Stated exercise: Report, word for word, every line of the material that contains "education".

** start Information shown **

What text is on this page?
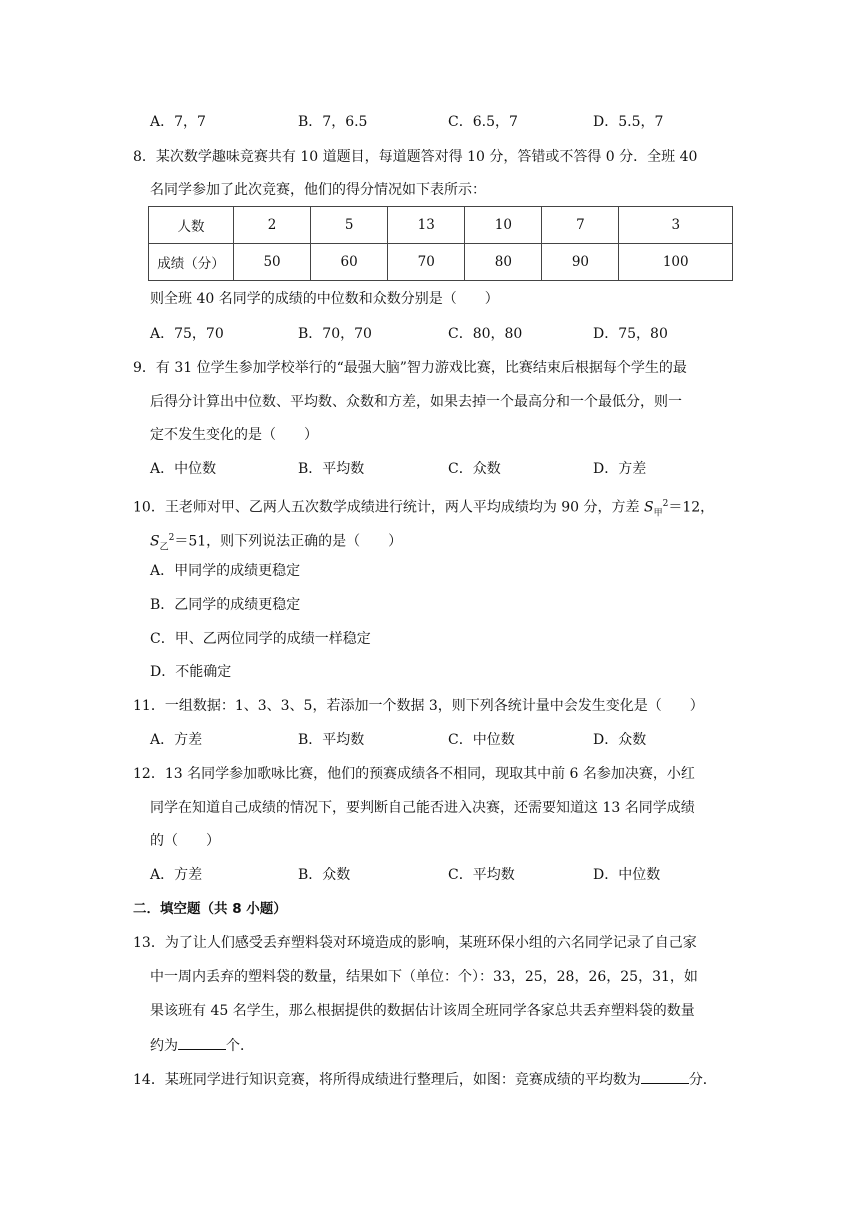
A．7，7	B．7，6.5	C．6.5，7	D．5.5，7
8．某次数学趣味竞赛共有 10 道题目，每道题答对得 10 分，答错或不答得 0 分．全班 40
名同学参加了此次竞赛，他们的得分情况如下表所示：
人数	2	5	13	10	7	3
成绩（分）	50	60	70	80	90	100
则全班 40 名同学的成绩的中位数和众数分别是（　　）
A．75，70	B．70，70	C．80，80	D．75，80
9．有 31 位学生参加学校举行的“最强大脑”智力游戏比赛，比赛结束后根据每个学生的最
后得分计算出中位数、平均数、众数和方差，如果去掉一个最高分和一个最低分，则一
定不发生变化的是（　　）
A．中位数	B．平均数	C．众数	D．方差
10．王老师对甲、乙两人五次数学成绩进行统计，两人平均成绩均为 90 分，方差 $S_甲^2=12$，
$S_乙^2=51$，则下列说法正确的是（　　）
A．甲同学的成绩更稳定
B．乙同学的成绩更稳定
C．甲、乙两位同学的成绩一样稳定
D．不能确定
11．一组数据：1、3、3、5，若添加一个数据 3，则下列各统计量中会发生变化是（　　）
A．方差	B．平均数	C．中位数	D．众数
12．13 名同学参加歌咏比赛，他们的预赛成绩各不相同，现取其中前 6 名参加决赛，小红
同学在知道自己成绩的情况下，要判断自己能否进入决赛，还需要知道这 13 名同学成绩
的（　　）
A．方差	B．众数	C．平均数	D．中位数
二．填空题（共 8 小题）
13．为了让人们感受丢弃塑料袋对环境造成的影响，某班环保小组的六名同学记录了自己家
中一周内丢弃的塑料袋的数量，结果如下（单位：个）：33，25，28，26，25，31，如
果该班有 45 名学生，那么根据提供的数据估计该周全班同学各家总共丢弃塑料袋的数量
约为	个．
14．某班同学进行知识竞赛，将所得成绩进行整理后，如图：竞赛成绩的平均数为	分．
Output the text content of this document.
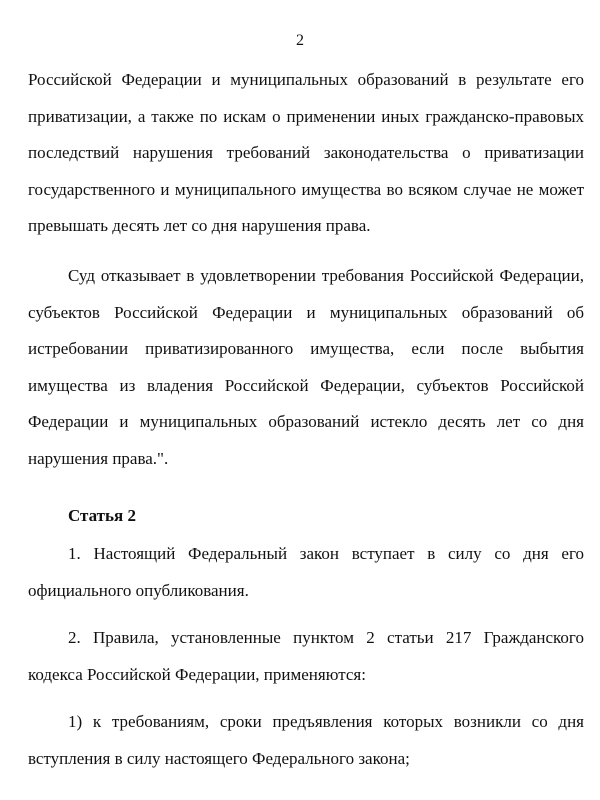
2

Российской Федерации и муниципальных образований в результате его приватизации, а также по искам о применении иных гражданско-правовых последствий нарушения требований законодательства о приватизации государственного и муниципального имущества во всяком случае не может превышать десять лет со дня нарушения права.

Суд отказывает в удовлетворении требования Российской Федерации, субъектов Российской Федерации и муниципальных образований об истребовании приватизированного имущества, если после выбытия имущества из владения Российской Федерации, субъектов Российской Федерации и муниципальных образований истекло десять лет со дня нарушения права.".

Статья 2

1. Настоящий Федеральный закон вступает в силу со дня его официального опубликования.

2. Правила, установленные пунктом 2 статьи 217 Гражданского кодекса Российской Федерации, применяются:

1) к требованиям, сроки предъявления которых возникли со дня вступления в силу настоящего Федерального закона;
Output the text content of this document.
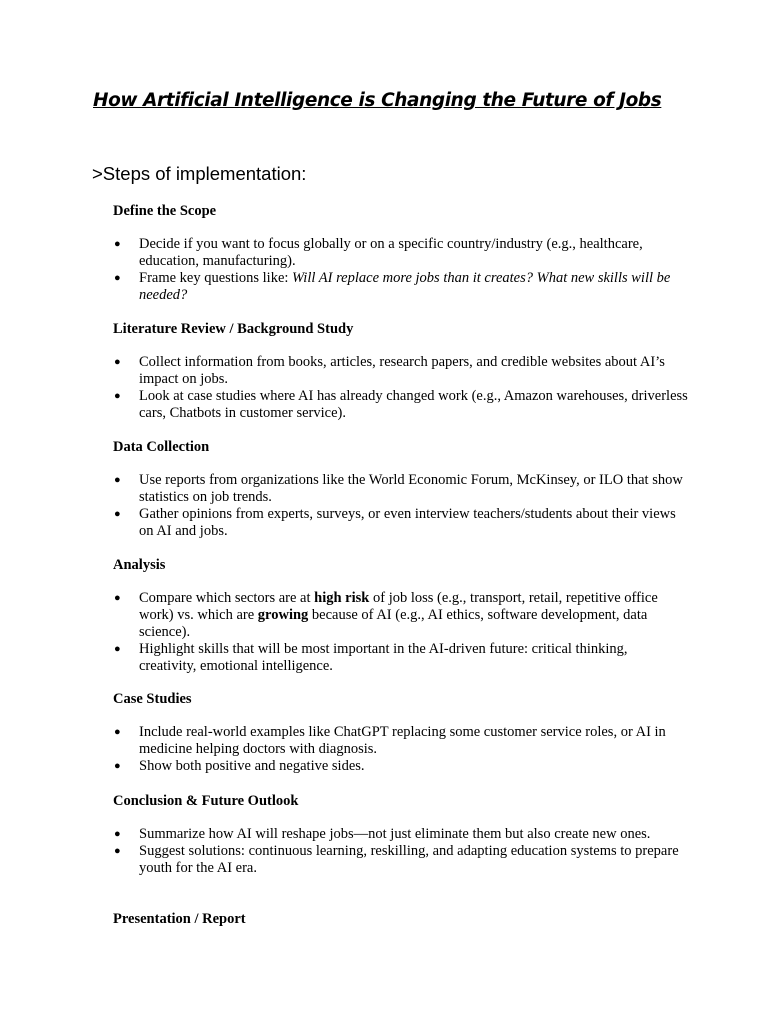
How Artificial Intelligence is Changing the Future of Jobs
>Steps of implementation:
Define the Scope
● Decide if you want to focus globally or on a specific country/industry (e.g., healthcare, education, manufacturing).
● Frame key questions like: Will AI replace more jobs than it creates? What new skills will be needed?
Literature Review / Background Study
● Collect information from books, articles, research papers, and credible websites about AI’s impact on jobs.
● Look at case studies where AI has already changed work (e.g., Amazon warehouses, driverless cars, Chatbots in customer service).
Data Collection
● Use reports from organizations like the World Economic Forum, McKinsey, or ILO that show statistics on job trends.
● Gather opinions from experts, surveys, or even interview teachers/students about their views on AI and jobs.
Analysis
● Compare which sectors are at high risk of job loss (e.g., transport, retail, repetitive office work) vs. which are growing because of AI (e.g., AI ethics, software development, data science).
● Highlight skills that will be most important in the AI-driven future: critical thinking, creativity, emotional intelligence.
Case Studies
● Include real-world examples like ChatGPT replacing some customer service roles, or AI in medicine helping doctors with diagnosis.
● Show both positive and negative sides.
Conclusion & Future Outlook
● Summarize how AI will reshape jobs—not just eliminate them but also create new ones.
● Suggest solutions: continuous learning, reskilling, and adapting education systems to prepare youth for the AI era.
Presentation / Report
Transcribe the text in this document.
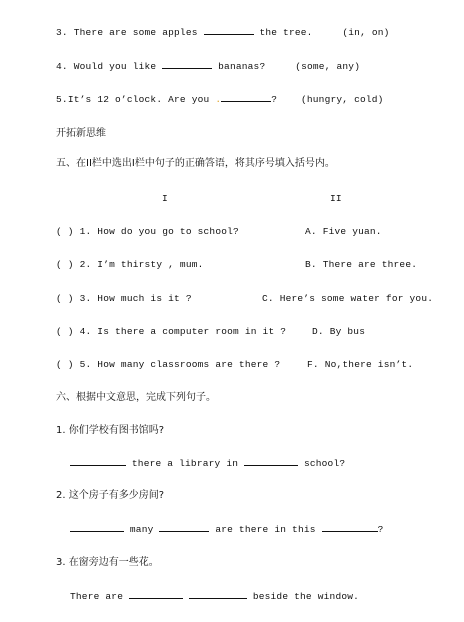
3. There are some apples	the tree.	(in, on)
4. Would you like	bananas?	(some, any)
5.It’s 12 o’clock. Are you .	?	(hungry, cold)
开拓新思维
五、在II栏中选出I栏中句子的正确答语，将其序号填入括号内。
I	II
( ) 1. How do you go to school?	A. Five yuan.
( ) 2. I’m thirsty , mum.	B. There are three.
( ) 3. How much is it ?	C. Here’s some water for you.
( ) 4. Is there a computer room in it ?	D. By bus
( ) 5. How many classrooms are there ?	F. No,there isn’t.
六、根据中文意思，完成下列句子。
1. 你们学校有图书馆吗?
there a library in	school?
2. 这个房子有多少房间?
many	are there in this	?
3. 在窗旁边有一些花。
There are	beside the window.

** end Information shown **

Finished answer:
● Decide if you want to focus globally or on a specific country/industry (e.g., healthcare, education, manufacturing).
● Suggest solutions: continuous learning, reskilling, and adapting education systems to prepare youth for the AI era.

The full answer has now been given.